_Task_
Copy the listing from the line containing "text-line: ſuæ cauſæ" up to and including the line containing "text-line: aliis corporibus, ſed", reproducing each line without any change.
[Supplied entries start]
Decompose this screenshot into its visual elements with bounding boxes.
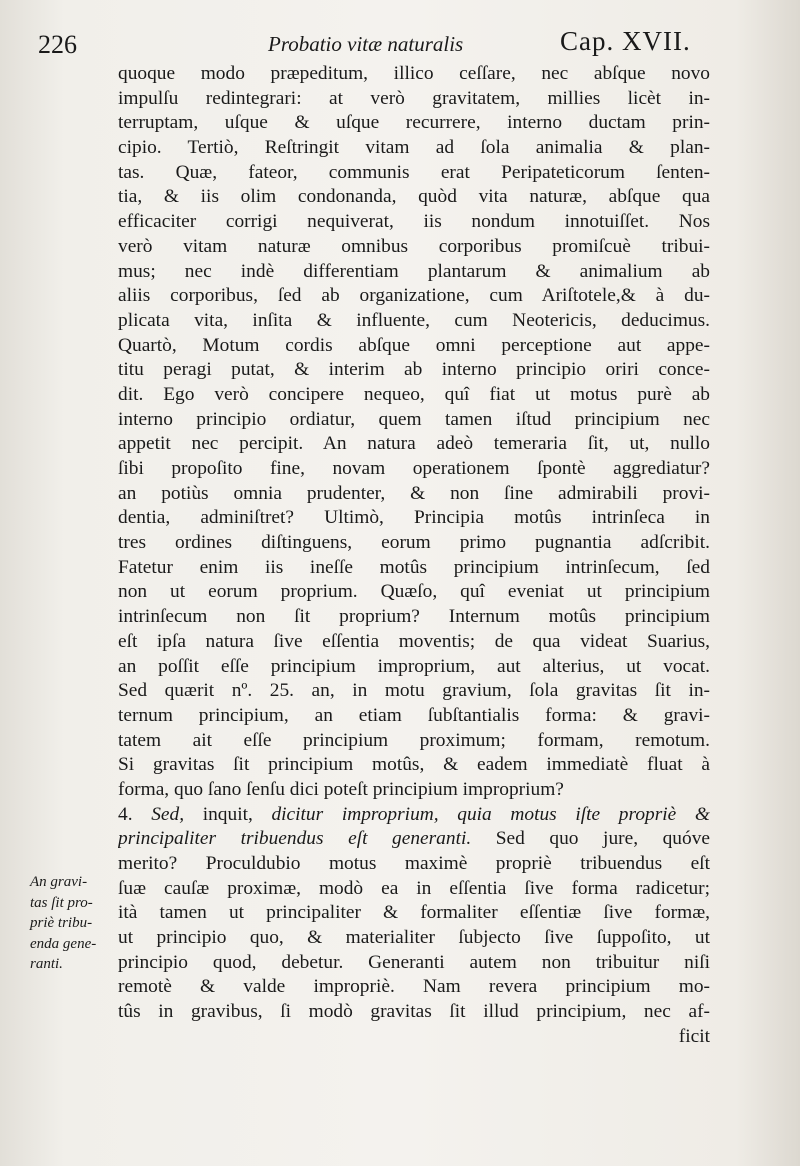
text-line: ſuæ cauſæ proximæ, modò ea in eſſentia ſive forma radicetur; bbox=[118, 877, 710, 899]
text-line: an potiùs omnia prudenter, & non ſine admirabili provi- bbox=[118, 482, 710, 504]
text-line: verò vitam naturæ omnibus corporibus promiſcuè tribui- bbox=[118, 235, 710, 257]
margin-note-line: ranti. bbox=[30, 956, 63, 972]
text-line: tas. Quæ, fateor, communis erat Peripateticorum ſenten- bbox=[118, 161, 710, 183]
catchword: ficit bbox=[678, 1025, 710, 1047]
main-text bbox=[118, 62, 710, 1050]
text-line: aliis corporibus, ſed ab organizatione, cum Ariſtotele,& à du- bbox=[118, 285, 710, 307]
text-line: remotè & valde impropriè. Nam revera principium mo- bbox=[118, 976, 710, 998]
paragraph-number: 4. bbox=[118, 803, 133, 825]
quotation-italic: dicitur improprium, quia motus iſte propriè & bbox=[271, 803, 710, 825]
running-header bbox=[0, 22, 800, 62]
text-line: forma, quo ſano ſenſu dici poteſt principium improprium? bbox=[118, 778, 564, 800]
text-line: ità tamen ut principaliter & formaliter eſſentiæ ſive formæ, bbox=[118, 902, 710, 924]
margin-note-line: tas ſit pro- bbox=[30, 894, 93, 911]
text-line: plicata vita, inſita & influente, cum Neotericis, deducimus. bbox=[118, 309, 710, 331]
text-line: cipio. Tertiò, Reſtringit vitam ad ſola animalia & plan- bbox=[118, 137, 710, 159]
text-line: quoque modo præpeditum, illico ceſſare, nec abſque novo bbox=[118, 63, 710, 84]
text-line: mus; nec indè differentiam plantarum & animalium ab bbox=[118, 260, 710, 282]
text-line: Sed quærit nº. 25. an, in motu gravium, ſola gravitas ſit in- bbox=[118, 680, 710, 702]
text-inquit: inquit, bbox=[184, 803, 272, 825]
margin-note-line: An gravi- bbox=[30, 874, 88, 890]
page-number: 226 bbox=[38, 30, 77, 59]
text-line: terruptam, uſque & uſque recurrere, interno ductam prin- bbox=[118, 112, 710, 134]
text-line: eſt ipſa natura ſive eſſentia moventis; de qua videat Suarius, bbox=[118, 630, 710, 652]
[Supplied entries end]
_Exercise result_
text-line: ſuæ cauſæ proximæ, modò ea in eſſentia ſive forma radicetur; bbox=[118, 877, 710, 899]
text-line: an potiùs omnia prudenter, & non ſine admirabili provi- bbox=[118, 482, 710, 504]
text-line: verò vitam naturæ omnibus corporibus promiſcuè tribui- bbox=[118, 235, 710, 257]
margin-note-line: ranti. bbox=[30, 956, 63, 972]
text-line: tas. Quæ, fateor, communis erat Peripateticorum ſenten- bbox=[118, 161, 710, 183]
catchword: ficit bbox=[678, 1025, 710, 1047]
main-text bbox=[118, 62, 710, 1050]
text-line: aliis corporibus, ſed ab organizatione, cum Ariſtotele,& à du- bbox=[118, 285, 710, 307]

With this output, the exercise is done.